- _YOUR TASK_:
Write out every line of the material below word for word, but leave the pictures out of your answer.

## begin INPUT

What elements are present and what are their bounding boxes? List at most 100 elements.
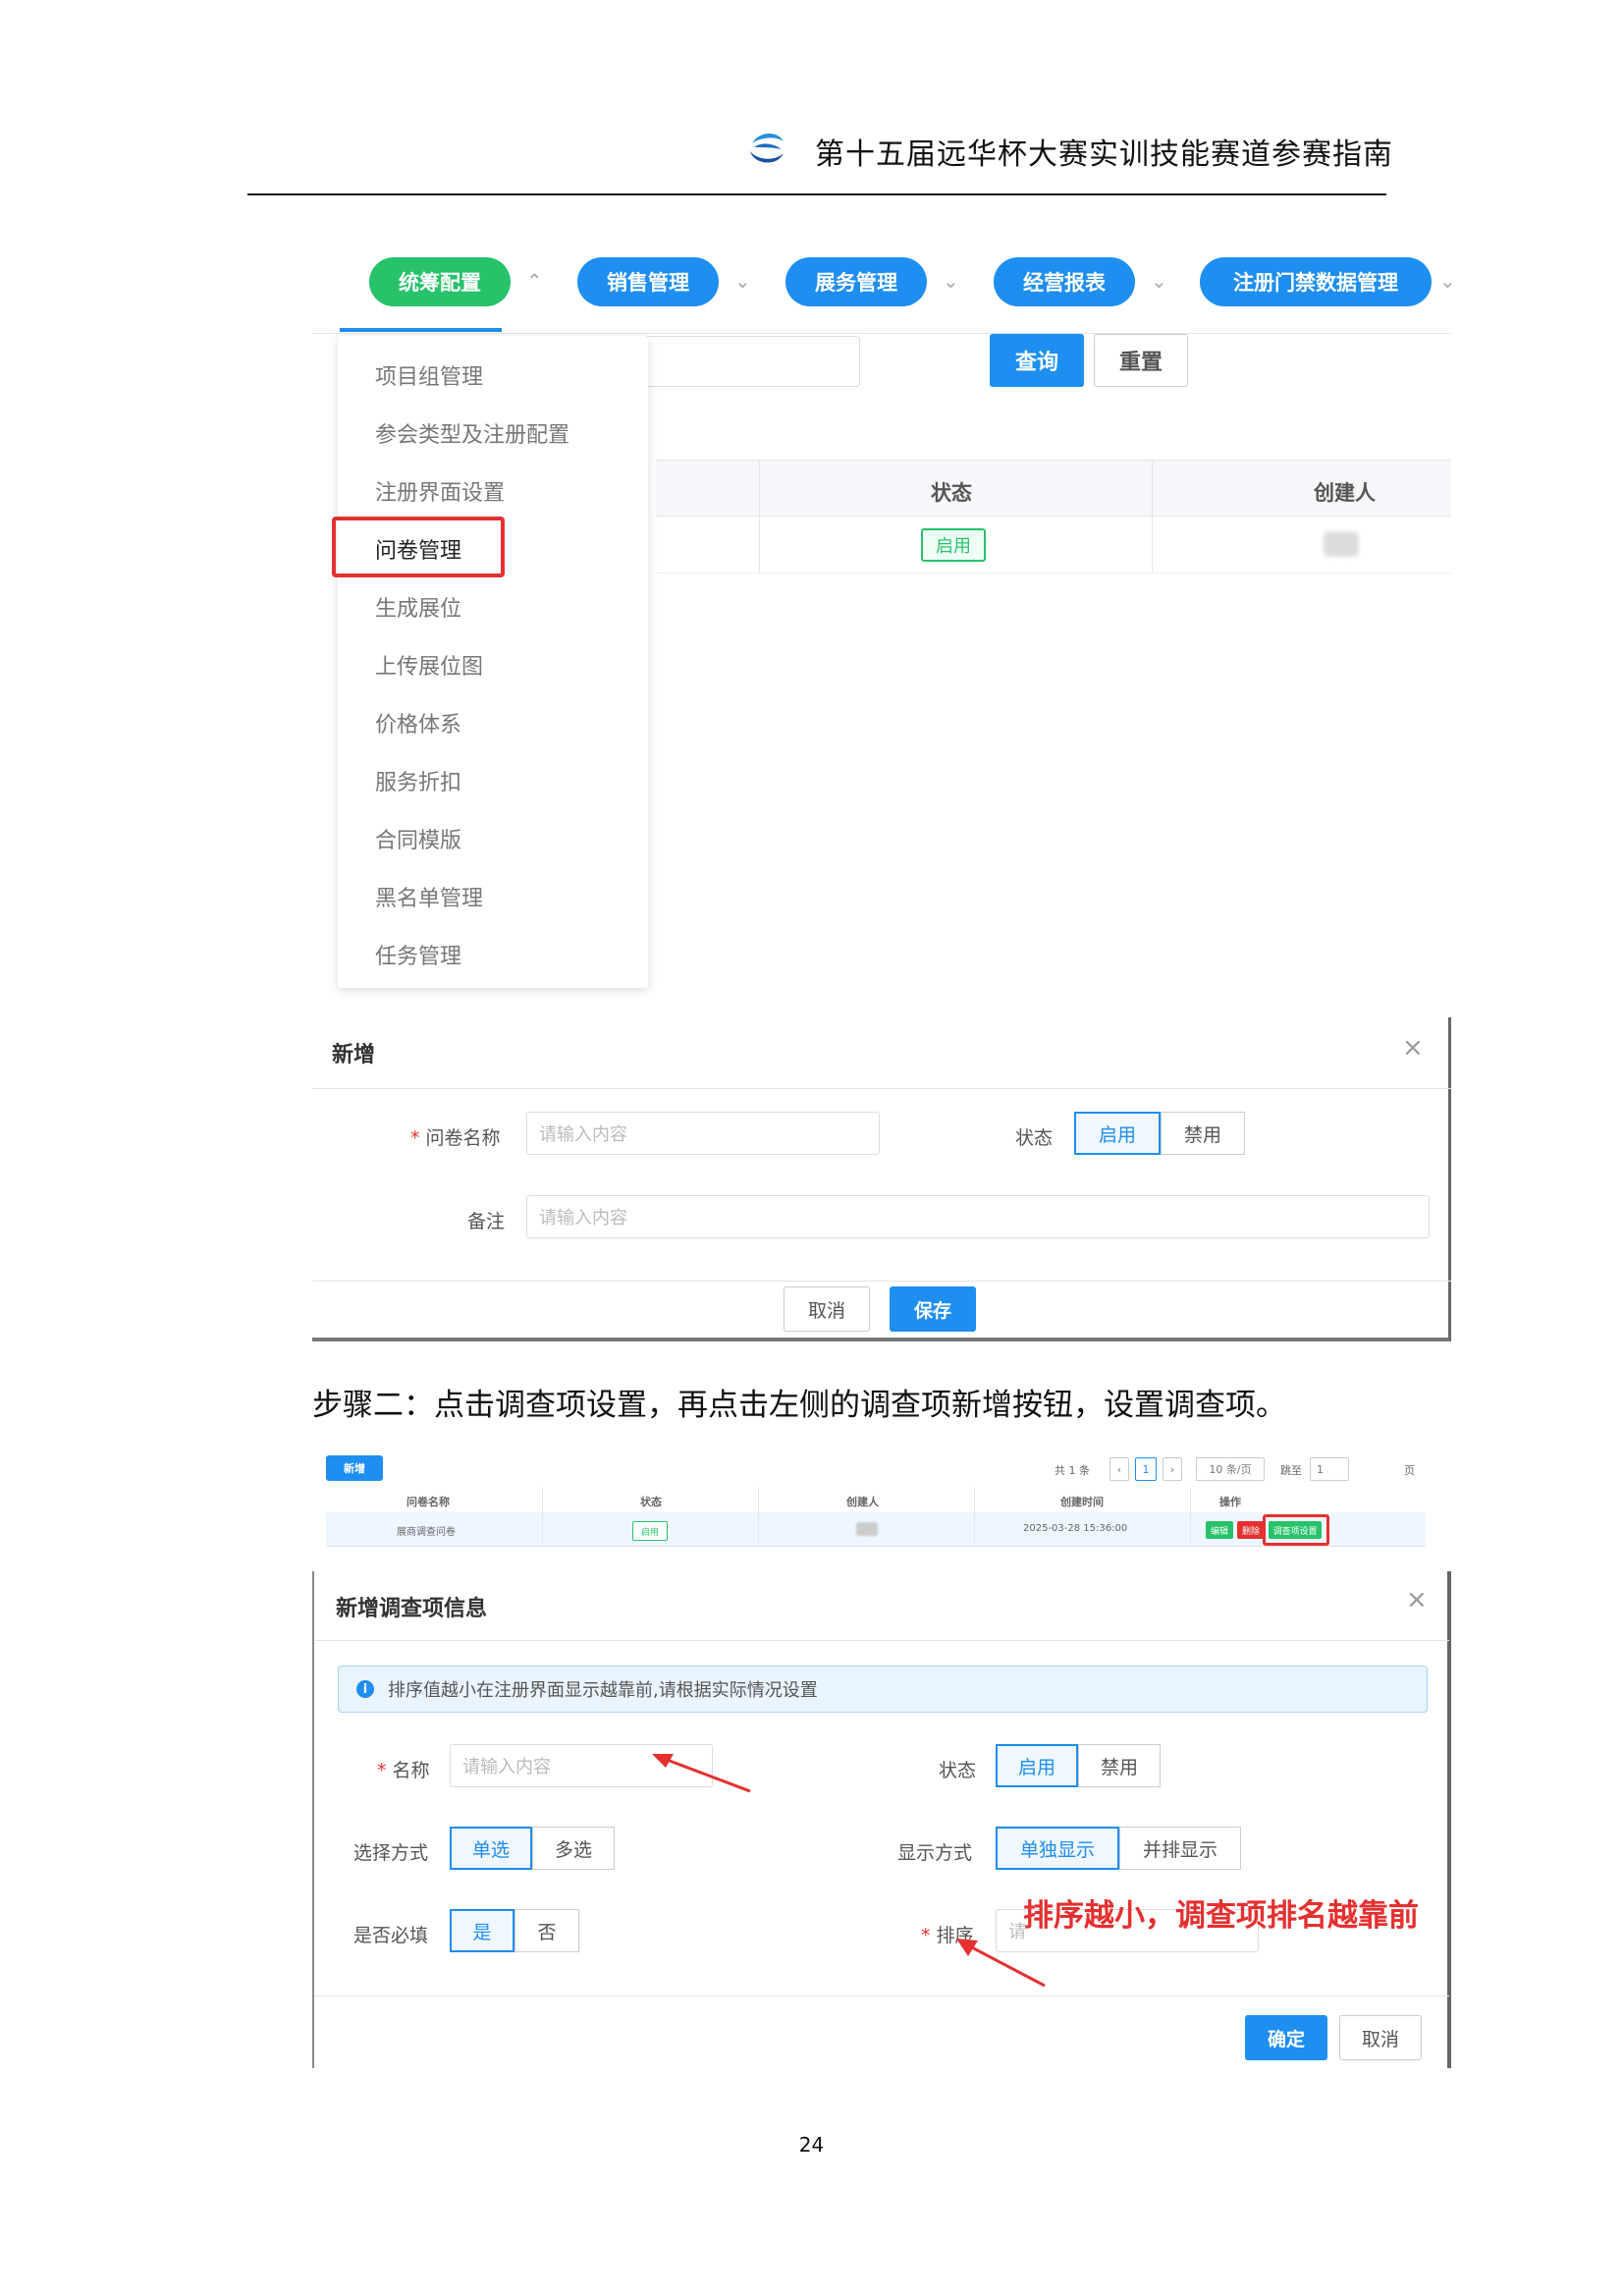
cancel-button[interactable]: 取消 [784, 1286, 870, 1332]
column-divider [758, 1487, 759, 1546]
edit-button[interactable]: 编辑 [1206, 1521, 1233, 1539]
nav-tab-exhibition[interactable]: 展务管理 [785, 257, 927, 306]
annotation-text: 排序越小，调查项排名越靠前 [1023, 1898, 1419, 1934]
menu-item-generate-booth[interactable]: 生成展位 [375, 591, 461, 623]
cancel-button[interactable]: 取消 [1339, 2015, 1422, 2060]
page-size-select[interactable]: 10 条/页 [1196, 1457, 1265, 1481]
prev-page-icon[interactable]: ‹ [1109, 1457, 1129, 1481]
arrow-annotation-icon [956, 1939, 1046, 1988]
chevron-down-icon: ⌄ [943, 269, 959, 293]
row-created-time: 2025-03-28 15:36:00 [1023, 1523, 1128, 1534]
column-divider [974, 1487, 975, 1546]
questionnaire-name-input[interactable]: 请输入内容 [526, 1112, 880, 1155]
next-page-icon[interactable]: › [1163, 1457, 1182, 1481]
menu-item-service-discount[interactable]: 服务折扣 [375, 765, 461, 796]
info-text: 排序值越小在注册界面显示越靠前,请根据实际情况设置 [388, 1680, 818, 1701]
menu-item-task[interactable]: 任务管理 [375, 939, 461, 970]
close-icon[interactable]: × [1402, 1033, 1424, 1063]
nav-tab-access-data[interactable]: 注册门禁数据管理 [1200, 257, 1432, 306]
reset-button[interactable]: 重置 [1094, 334, 1188, 387]
multi-select-option[interactable]: 多选 [532, 1827, 615, 1870]
menu-item-registration-type[interactable]: 参会类型及注册配置 [375, 417, 569, 449]
nav-tab-overall-config[interactable]: 统筹配置 [369, 257, 511, 306]
nav-tab-sales[interactable]: 销售管理 [577, 257, 719, 306]
name-label: * 名称 [377, 1760, 430, 1781]
nav-tab-reports[interactable]: 经营报表 [994, 257, 1135, 306]
menu-item-project-group[interactable]: 项目组管理 [375, 359, 483, 391]
step-instruction: 步骤二：点击调查项设置，再点击左侧的调查项新增按钮，设置调查项。 [312, 1388, 1286, 1423]
page-suffix: 页 [1404, 1464, 1415, 1477]
menu-item-blacklist[interactable]: 黑名单管理 [375, 881, 483, 912]
column-header-created-time: 创建时间 [1060, 1496, 1104, 1508]
page-number-button[interactable]: 1 [1135, 1457, 1157, 1481]
config-dropdown-menu: 项目组管理 参会类型及注册配置 注册界面设置 问卷管理 生成展位 上传展位图 价… [332, 336, 648, 988]
total-count: 共 1 条 [1055, 1464, 1090, 1477]
remark-label: 备注 [467, 1211, 506, 1232]
menu-item-price-system[interactable]: 价格体系 [375, 707, 461, 738]
divider [312, 1281, 1451, 1282]
status-badge: 启用 [632, 1521, 668, 1541]
screenshot-questionnaire-list: 新增 共 1 条 ‹ 1 › 10 条/页 跳至 1 页 问卷名称 状态 创建人… [320, 1444, 1430, 1561]
highlight-box [332, 517, 505, 577]
row-name: 展商调查问卷 [397, 1527, 456, 1538]
status-label: 状态 [1015, 1127, 1054, 1149]
highlight-box [1263, 1514, 1329, 1546]
dialog-title: 新增 [332, 1043, 376, 1067]
status-badge: 启用 [921, 528, 986, 562]
column-header-status: 状态 [640, 1496, 662, 1508]
save-button[interactable]: 保存 [890, 1286, 976, 1332]
column-header-name: 问卷名称 [406, 1496, 450, 1508]
active-tab-indicator [340, 328, 502, 332]
display-single-option[interactable]: 单独显示 [996, 1827, 1119, 1870]
status-enable-option[interactable]: 启用 [996, 1744, 1078, 1787]
goto-label: 跳至 [1280, 1464, 1302, 1477]
divider [312, 333, 1451, 334]
page-number: 24 [798, 2133, 825, 2157]
required-yes-option[interactable]: 是 [450, 1909, 514, 1952]
column-header-creator: 创建人 [1314, 481, 1376, 505]
questionnaire-name-label: * 问卷名称 [410, 1127, 501, 1149]
menu-item-contract-template[interactable]: 合同模版 [375, 823, 461, 854]
avatar [1324, 531, 1359, 557]
info-alert: i 排序值越小在注册界面显示越靠前,请根据实际情况设置 [338, 1666, 1428, 1713]
screenshot-questionnaire-menu: 统筹配置 ⌃ 销售管理 ⌄ 展务管理 ⌄ 经营报表 ⌄ 注册门禁数据管理 ⌄ 查… [312, 232, 1451, 1341]
new-questionnaire-dialog: 新增 × * 问卷名称 请输入内容 状态 启用 禁用 备注 请输入内容 取消 保… [312, 1017, 1451, 1341]
display-mode-label: 显示方式 [897, 1842, 973, 1864]
query-button[interactable]: 查询 [990, 334, 1084, 387]
info-icon: i [356, 1680, 374, 1698]
chevron-down-icon: ⌄ [1439, 269, 1451, 293]
delete-button[interactable]: 删除 [1237, 1521, 1265, 1539]
status-label: 状态 [939, 1760, 977, 1781]
status-disable-option[interactable]: 禁用 [1078, 1744, 1161, 1787]
column-divider [542, 1487, 543, 1546]
select-mode-label: 选择方式 [353, 1842, 429, 1864]
divider [312, 1088, 1451, 1089]
single-select-option[interactable]: 单选 [450, 1827, 532, 1870]
divider [314, 1995, 1449, 1996]
goto-page-input[interactable]: 1 [1310, 1457, 1349, 1481]
status-disable-option[interactable]: 禁用 [1161, 1112, 1245, 1155]
display-side-option[interactable]: 并排显示 [1119, 1827, 1241, 1870]
chevron-down-icon: ⌄ [1151, 269, 1167, 293]
header-rule [247, 193, 1386, 195]
status-enable-option[interactable]: 启用 [1074, 1112, 1161, 1155]
menu-item-upload-booth-map[interactable]: 上传展位图 [375, 649, 483, 681]
close-icon[interactable]: × [1406, 1585, 1428, 1614]
column-divider [1190, 1487, 1191, 1546]
chevron-down-icon: ⌄ [734, 269, 751, 293]
column-header-status: 状态 [931, 481, 972, 505]
column-header-actions: 操作 [1219, 1496, 1241, 1508]
required-label: 是否必填 [353, 1925, 429, 1946]
dialog-title: 新增调查项信息 [336, 1597, 488, 1621]
document-title: 第十五届远华杯大赛实训技能赛道参赛指南 [815, 137, 1393, 172]
confirm-button[interactable]: 确定 [1245, 2015, 1327, 2060]
menu-item-registration-page[interactable]: 注册界面设置 [375, 475, 505, 507]
required-no-option[interactable]: 否 [514, 1909, 579, 1952]
avatar [856, 1522, 878, 1536]
logo-icon [750, 133, 784, 163]
add-button[interactable]: 新增 [326, 1455, 383, 1481]
chevron-up-icon: ⌃ [526, 269, 543, 293]
column-header-creator: 创建人 [846, 1496, 879, 1508]
remark-input[interactable]: 请输入内容 [526, 1195, 1430, 1238]
arrow-annotation-icon [652, 1754, 751, 1793]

## end INPUT

- _WRITTEN SOLUTION_:
What elements are present and what are their bounding boxes? List at most 100 elements.
cancel-button[interactable]: 取消 [784, 1286, 870, 1332]
column-divider [758, 1487, 759, 1546]
edit-button[interactable]: 编辑 [1206, 1521, 1233, 1539]
nav-tab-exhibition[interactable]: 展务管理 [785, 257, 927, 306]
annotation-text: 排序越小，调查项排名越靠前 [1023, 1898, 1419, 1934]
menu-item-generate-booth[interactable]: 生成展位 [375, 591, 461, 623]
cancel-button[interactable]: 取消 [1339, 2015, 1422, 2060]
page-size-select[interactable]: 10 条/页 [1196, 1457, 1265, 1481]
prev-page-icon[interactable]: ‹ [1109, 1457, 1129, 1481]
arrow-annotation-icon [956, 1939, 1046, 1988]
chevron-down-icon: ⌄ [943, 269, 959, 293]
row-created-time: 2025-03-28 15:36:00 [1023, 1523, 1128, 1534]
column-divider [974, 1487, 975, 1546]
questionnaire-name-input[interactable]: 请输入内容 [526, 1112, 880, 1155]
next-page-icon[interactable]: › [1163, 1457, 1182, 1481]
menu-item-service-discount[interactable]: 服务折扣 [375, 765, 461, 796]
info-text: 排序值越小在注册界面显示越靠前,请根据实际情况设置 [388, 1680, 818, 1701]
menu-item-task[interactable]: 任务管理 [375, 939, 461, 970]
close-icon[interactable]: × [1402, 1033, 1424, 1063]
nav-tab-access-data[interactable]: 注册门禁数据管理 [1200, 257, 1432, 306]
reset-button[interactable]: 重置 [1094, 334, 1188, 387]
multi-select-option[interactable]: 多选 [532, 1827, 615, 1870]
menu-item-registration-type[interactable]: 参会类型及注册配置 [375, 417, 569, 449]
nav-tab-overall-config[interactable]: 统筹配置 [369, 257, 511, 306]
nav-tab-sales[interactable]: 销售管理 [577, 257, 719, 306]
name-label: * 名称 [377, 1760, 430, 1781]
nav-tab-reports[interactable]: 经营报表 [994, 257, 1135, 306]
menu-item-project-group[interactable]: 项目组管理 [375, 359, 483, 391]
step-instruction: 步骤二：点击调查项设置，再点击左侧的调查项新增按钮，设置调查项。 [312, 1388, 1286, 1423]
page-suffix: 页 [1404, 1464, 1415, 1477]
menu-item-blacklist[interactable]: 黑名单管理 [375, 881, 483, 912]
column-header-created-time: 创建时间 [1060, 1496, 1104, 1508]
page-number-button[interactable]: 1 [1135, 1457, 1157, 1481]
config-dropdown-menu: 项目组管理 参会类型及注册配置 注册界面设置 问卷管理 生成展位 上传展位图 价… [332, 336, 648, 988]
total-count: 共 1 条 [1055, 1464, 1090, 1477]
remark-label: 备注 [467, 1211, 506, 1232]
menu-item-price-system[interactable]: 价格体系 [375, 707, 461, 738]
divider [312, 1281, 1451, 1282]
status-badge: 启用 [632, 1521, 668, 1541]
screenshot-questionnaire-list: 新增 共 1 条 ‹ 1 › 10 条/页 跳至 1 页 问卷名称 状态 创建人… [320, 1444, 1430, 1561]
highlight-box [332, 517, 505, 577]
row-name: 展商调查问卷 [397, 1527, 456, 1538]
status-label: 状态 [1015, 1127, 1054, 1149]
highlight-box [1263, 1514, 1329, 1546]
dialog-title: 新增 [332, 1043, 376, 1067]
status-badge: 启用 [921, 528, 986, 562]
column-header-status: 状态 [640, 1496, 662, 1508]
save-button[interactable]: 保存 [890, 1286, 976, 1332]
column-header-name: 问卷名称 [406, 1496, 450, 1508]
active-tab-indicator [340, 328, 502, 332]
display-single-option[interactable]: 单独显示 [996, 1827, 1119, 1870]
status-enable-option[interactable]: 启用 [996, 1744, 1078, 1787]
goto-label: 跳至 [1280, 1464, 1302, 1477]
divider [312, 333, 1451, 334]
page-number: 24 [798, 2133, 825, 2157]
required-yes-option[interactable]: 是 [450, 1909, 514, 1952]
column-header-creator: 创建人 [1314, 481, 1376, 505]
questionnaire-name-label: * 问卷名称 [410, 1127, 501, 1149]
menu-item-contract-template[interactable]: 合同模版 [375, 823, 461, 854]
avatar [1324, 531, 1359, 557]
info-alert: i 排序值越小在注册界面显示越靠前,请根据实际情况设置 [338, 1666, 1428, 1713]
screenshot-questionnaire-menu: 统筹配置 ⌃ 销售管理 ⌄ 展务管理 ⌄ 经营报表 ⌄ 注册门禁数据管理 ⌄ 查… [312, 232, 1451, 1341]
new-questionnaire-dialog: 新增 × * 问卷名称 请输入内容 状态 启用 禁用 备注 请输入内容 取消 保… [312, 1017, 1451, 1341]
display-mode-label: 显示方式 [897, 1842, 973, 1864]
query-button[interactable]: 查询 [990, 334, 1084, 387]
info-icon: i [356, 1680, 374, 1698]
chevron-down-icon: ⌄ [1439, 269, 1451, 293]
delete-button[interactable]: 删除 [1237, 1521, 1265, 1539]
status-label: 状态 [939, 1760, 977, 1781]
status-disable-option[interactable]: 禁用 [1078, 1744, 1161, 1787]
column-divider [542, 1487, 543, 1546]
select-mode-label: 选择方式 [353, 1842, 429, 1864]
divider [312, 1088, 1451, 1089]
single-select-option[interactable]: 单选 [450, 1827, 532, 1870]
divider [314, 1995, 1449, 1996]
goto-page-input[interactable]: 1 [1310, 1457, 1349, 1481]
status-disable-option[interactable]: 禁用 [1161, 1112, 1245, 1155]
display-side-option[interactable]: 并排显示 [1119, 1827, 1241, 1870]
chevron-down-icon: ⌄ [1151, 269, 1167, 293]
header-rule [247, 193, 1386, 195]
status-enable-option[interactable]: 启用 [1074, 1112, 1161, 1155]
menu-item-upload-booth-map[interactable]: 上传展位图 [375, 649, 483, 681]
close-icon[interactable]: × [1406, 1585, 1428, 1614]
column-divider [1190, 1487, 1191, 1546]
chevron-down-icon: ⌄ [734, 269, 751, 293]
column-header-status: 状态 [931, 481, 972, 505]
column-header-actions: 操作 [1219, 1496, 1241, 1508]
required-label: 是否必填 [353, 1925, 429, 1946]
dialog-title: 新增调查项信息 [336, 1597, 488, 1621]
document-title: 第十五届远华杯大赛实训技能赛道参赛指南 [815, 137, 1393, 172]
confirm-button[interactable]: 确定 [1245, 2015, 1327, 2060]
menu-item-registration-page[interactable]: 注册界面设置 [375, 475, 505, 507]
required-no-option[interactable]: 否 [514, 1909, 579, 1952]
avatar [856, 1522, 878, 1536]
logo-icon [750, 133, 784, 163]
add-button[interactable]: 新增 [326, 1455, 383, 1481]
chevron-up-icon: ⌃ [526, 269, 543, 293]
column-header-creator: 创建人 [846, 1496, 879, 1508]
remark-input[interactable]: 请输入内容 [526, 1195, 1430, 1238]
arrow-annotation-icon [652, 1754, 751, 1793]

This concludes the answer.